Copy out the rows below word for word, leaving out the pictures.

Records contained in a dataset
• • • •

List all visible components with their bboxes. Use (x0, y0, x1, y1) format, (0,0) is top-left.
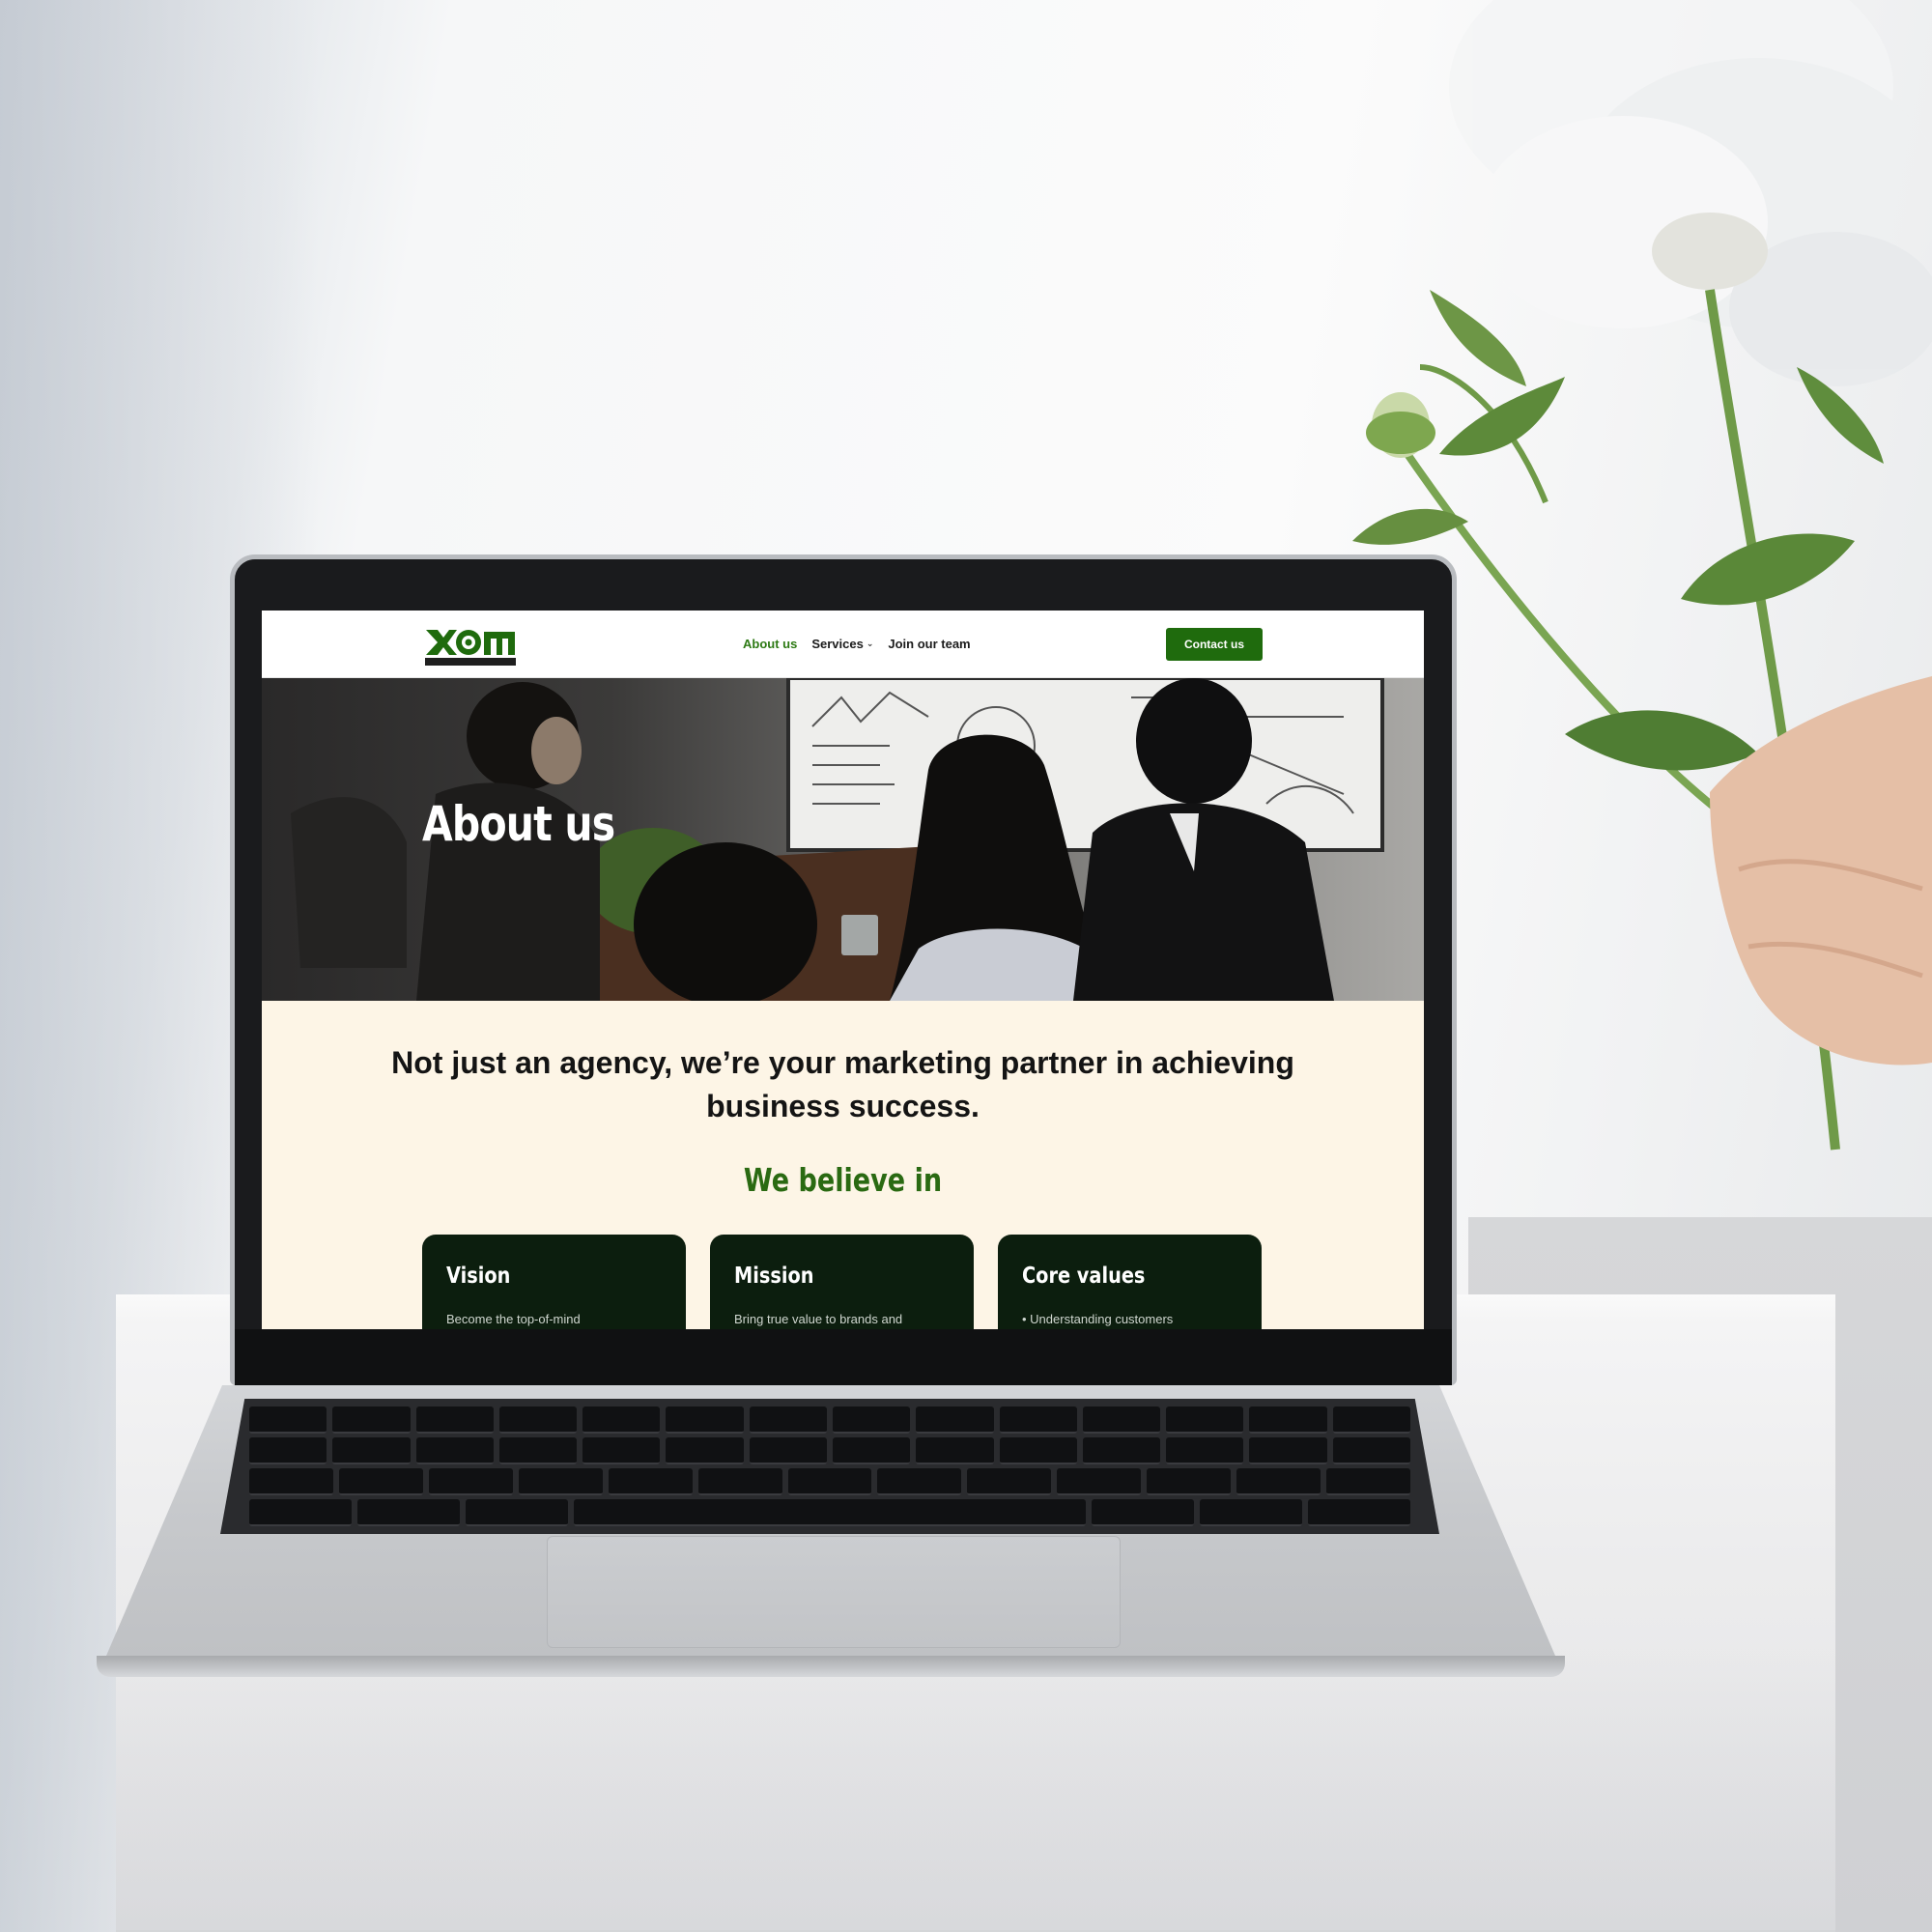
section-title-we-believe-in: We believe in (743, 1161, 943, 1199)
card-core-values: Core values • Understanding customers (998, 1235, 1262, 1329)
card-mission: Mission Bring true value to brands and (710, 1235, 974, 1329)
card-core-values-title: Core values (1022, 1264, 1146, 1289)
hero-banner: About us (262, 678, 1424, 1001)
card-vision-text: Become the top-of-mind (446, 1312, 581, 1326)
website-screen: About us Services ⌄ Join our team Contac… (262, 611, 1424, 1329)
card-vision-title: Vision (446, 1264, 511, 1289)
card-mission-title: Mission (734, 1264, 814, 1289)
xom-logo[interactable] (422, 624, 519, 667)
contact-us-button[interactable]: Contact us (1166, 628, 1263, 661)
nav-services[interactable]: Services ⌄ (811, 637, 873, 651)
card-mission-text: Bring true value to brands and (734, 1312, 903, 1326)
card-vision: Vision Become the top-of-mind (422, 1235, 686, 1329)
laptop-front-edge (97, 1656, 1565, 1677)
nav-services-label: Services (811, 637, 864, 651)
values-cards: Vision Become the top-of-mind Mission Br… (422, 1235, 1262, 1329)
laptop-trackpad (547, 1536, 1121, 1648)
chevron-down-icon: ⌄ (866, 639, 874, 648)
primary-nav: About us Services ⌄ Join our team (743, 637, 971, 651)
hero-title: About us (422, 796, 615, 852)
nav-join-our-team-label: Join our team (888, 637, 971, 651)
site-header: About us Services ⌄ Join our team Contac… (262, 611, 1424, 678)
intro-tagline: Not just an agency, we’re your marketing… (391, 1045, 1294, 1123)
nav-join-our-team[interactable]: Join our team (888, 637, 970, 651)
laptop-bezel (235, 1329, 1452, 1385)
nav-about-us[interactable]: About us (743, 637, 797, 651)
laptop-keyboard (220, 1399, 1439, 1534)
pedestal-shadow (116, 1642, 1835, 1932)
nav-about-us-label: About us (743, 637, 798, 651)
card-core-values-text: • Understanding customers (1022, 1312, 1174, 1326)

• • • •

**Worked solution:**
List all visible components with their bboxes. Use (x0, y0, x1, y1) format, (0,0) is top-left.
section-title-we-believe-in: We believe in (743, 1161, 943, 1199)
card-core-values: Core values • Understanding customers (998, 1235, 1262, 1329)
card-mission: Mission Bring true value to brands and (710, 1235, 974, 1329)
card-core-values-title: Core values (1022, 1264, 1146, 1289)
hero-banner: About us (262, 678, 1424, 1001)
card-vision-text: Become the top-of-mind (446, 1312, 581, 1326)
website-screen: About us Services ⌄ Join our team Contac… (262, 611, 1424, 1329)
card-vision-title: Vision (446, 1264, 511, 1289)
card-mission-title: Mission (734, 1264, 814, 1289)
xom-logo[interactable] (422, 624, 519, 667)
contact-us-button[interactable]: Contact us (1166, 628, 1263, 661)
nav-services[interactable]: Services ⌄ (811, 637, 873, 651)
card-mission-text: Bring true value to brands and (734, 1312, 903, 1326)
card-vision: Vision Become the top-of-mind (422, 1235, 686, 1329)
laptop-front-edge (97, 1656, 1565, 1677)
nav-services-label: Services (811, 637, 864, 651)
values-cards: Vision Become the top-of-mind Mission Br… (422, 1235, 1262, 1329)
laptop-trackpad (547, 1536, 1121, 1648)
chevron-down-icon: ⌄ (866, 639, 874, 648)
primary-nav: About us Services ⌄ Join our team (743, 637, 971, 651)
hero-title: About us (422, 796, 615, 852)
nav-join-our-team-label: Join our team (888, 637, 971, 651)
site-header: About us Services ⌄ Join our team Contac… (262, 611, 1424, 678)
intro-tagline: Not just an agency, we’re your marketing… (391, 1045, 1294, 1123)
nav-join-our-team[interactable]: Join our team (888, 637, 970, 651)
laptop-bezel (235, 1329, 1452, 1385)
nav-about-us[interactable]: About us (743, 637, 797, 651)
laptop-keyboard (220, 1399, 1439, 1534)
pedestal-shadow (116, 1642, 1835, 1932)
nav-about-us-label: About us (743, 637, 798, 651)
card-core-values-text: • Understanding customers (1022, 1312, 1174, 1326)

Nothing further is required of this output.